すんけい ぶろぐ

雑感や書評など

羽生生純「恋の門 ハンディ版 (4)」

2005-07-16 08:41:32 | 書評
芸術は爆発だぁ!


羽生生純「恋の門 ハンディ版 (4)」。

ちょっとした諍いから、恋乃はマンションを飛び出して毬藻田のもとに走ってしまいます。
翌朝、恋乃は戻ってきますが、彼女が一夜をどのようにすごしたのか、蒼木には分かりません。恋乃は、
彼は私のコスプレを見ても笑ったりせずに「おいで」って言ってくれたわ
羽生生純「恋の門 ハンディ版 (4)」12頁 Beam comix
と言うだけで、詳細は語りません。

そのため、かつて漫画家だったという毬藻田に、恋人まで奪われてしまうのではないかと、蒼木は苦悩します。
そして、毬藻田と対決を決意し、自然と彼の過去(漫画)と対峙することになります。

毬藻田のかつての作品を読み、なぜ漫画家を諦めることになったのか知ることになったのですが…………。この過去というのが、存外、ありがちなエピソードになっています。
一人の男と一人の女が出会い、漫画家で成功することで二人の生活は豊かになったが、多忙な彼は相手をしてくれなくなり、女の心は満たされない。ついには、
私と漫画とどっちが大事?
羽生生純「恋の門 ハンディ版 (4)」44頁 Beam comix
と言われてしまう始末(ベタだな)。
そして、女は去り、漫画は行き詰まる。

* [データ抜粋]:
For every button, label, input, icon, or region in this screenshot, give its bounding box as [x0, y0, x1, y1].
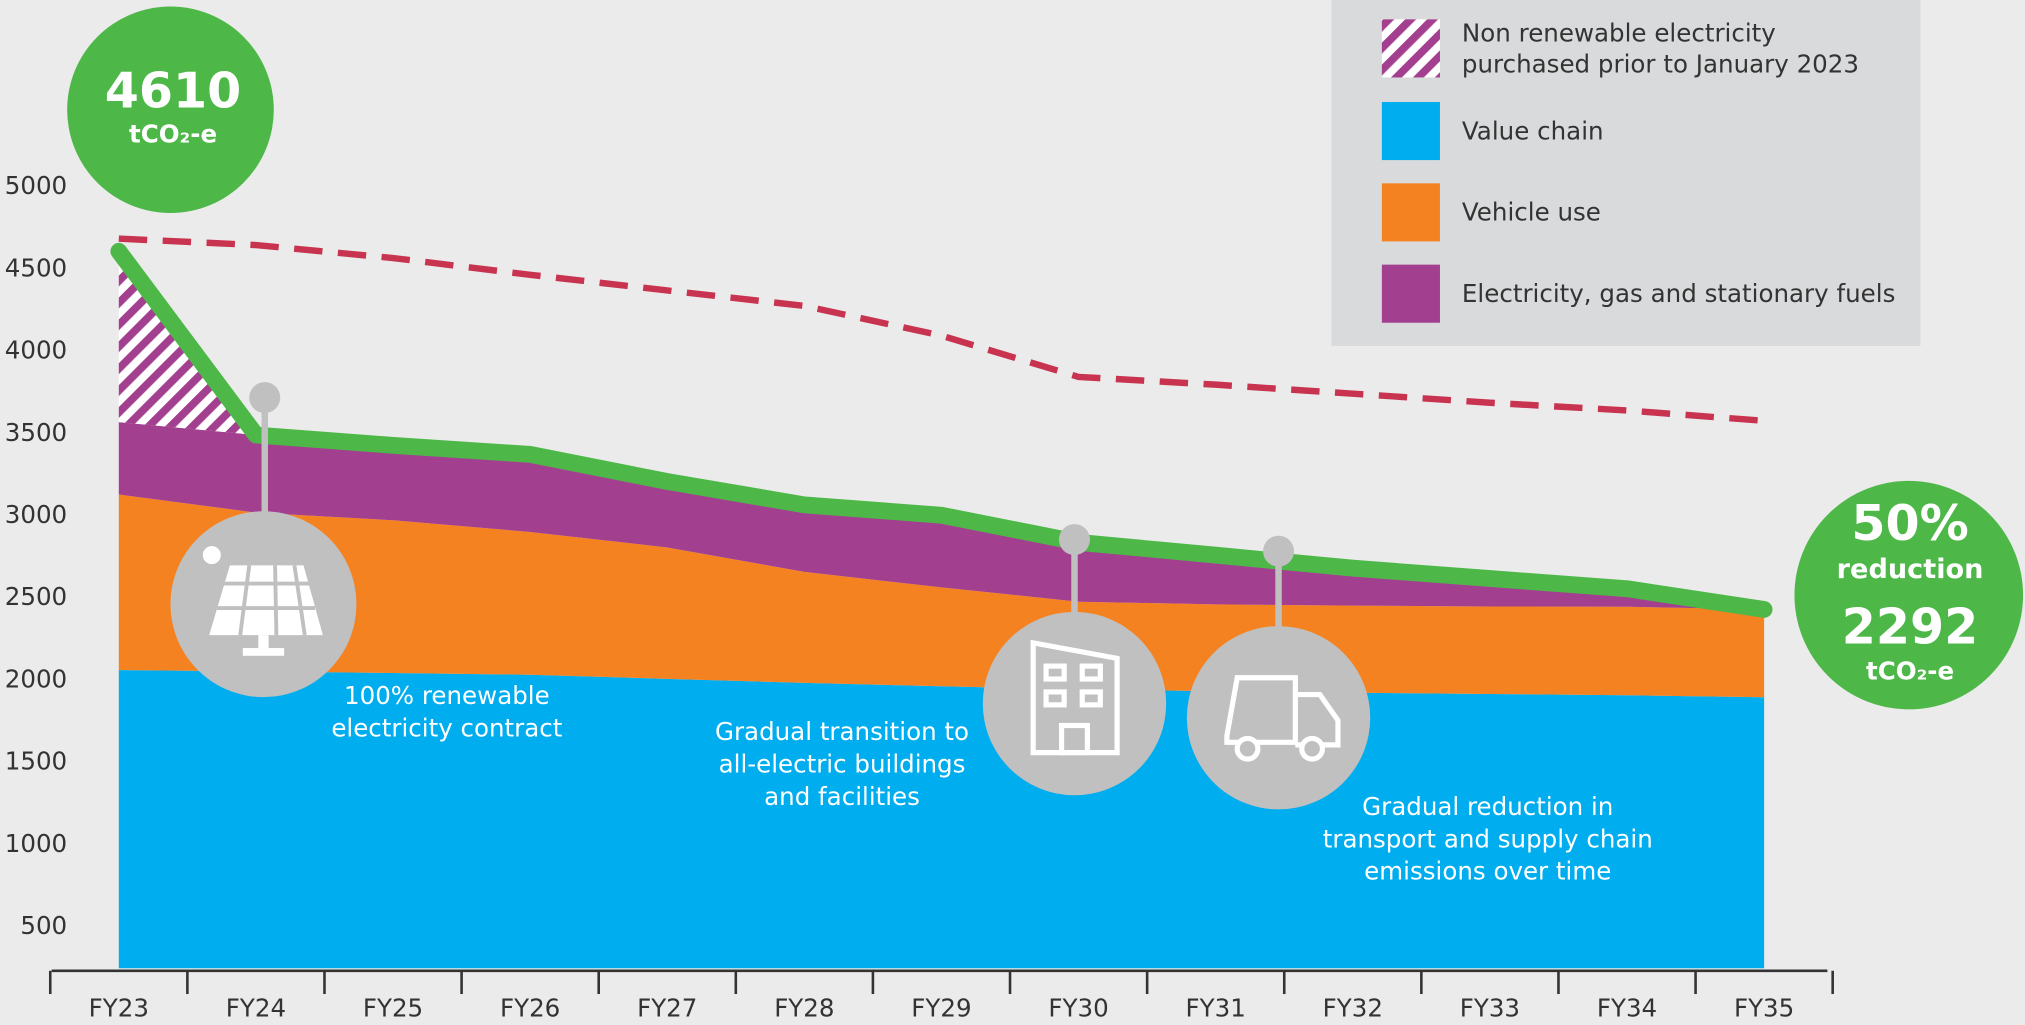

* [出題]:
1. 『恋の門』4巻の書評について、次の問いに答えてください。
(a) マンションを飛び出した恋乃は、誰のもとへ走ったか。
(b) 毬藻田はかつて何だったとされているか。
(c) 「私と漫画とどっちが大事?」は何頁からの引用か。
2. 『恋の門』4巻の書評を、最後の文の後から書き継ぐこと。

* [解答]:
1.
(a) 毬藻田のもと
(b) 漫画家
(c) 44頁

2.
だが、漫画が書けなくなってしまったことで、女は戻ってくる。
が、生活の基盤を失った男に女は愛想を尽かして、やはり去っていってしまう…………。

つまりは、毬藻田の過去によって、生活を優先させるか? それとも、作品を優先させるか? という永遠(ありがち)の課題が提示されるわけです。(「生まれ出ずる悩み」!)


で、まぁ、毬藻田の間には、なにも無かったということが分かり、蒼木と恋乃の間は修復されます。

しかし、恋乃の会社が倒産するという事件によって、作品と生活という課題が彼ら二人にも現前してきます。

前回、二人の関係を、母子関係に擬せられる、と書きました。

 蒼木門にとって証恋乃は、自分を無条件に保護してくれる存在。
 証恋乃にとって蒼木門は、自分の保護下に置いておきたい存在。

ということなのですが、この関係が、恋乃の失職によって崩れてしまいます。

養おうにも金がない、養われようにも金がない、ということです。


これによって、蒼木の肩に一気に生活の重石がのしかかってきたのですが…………で、次巻に続く、です。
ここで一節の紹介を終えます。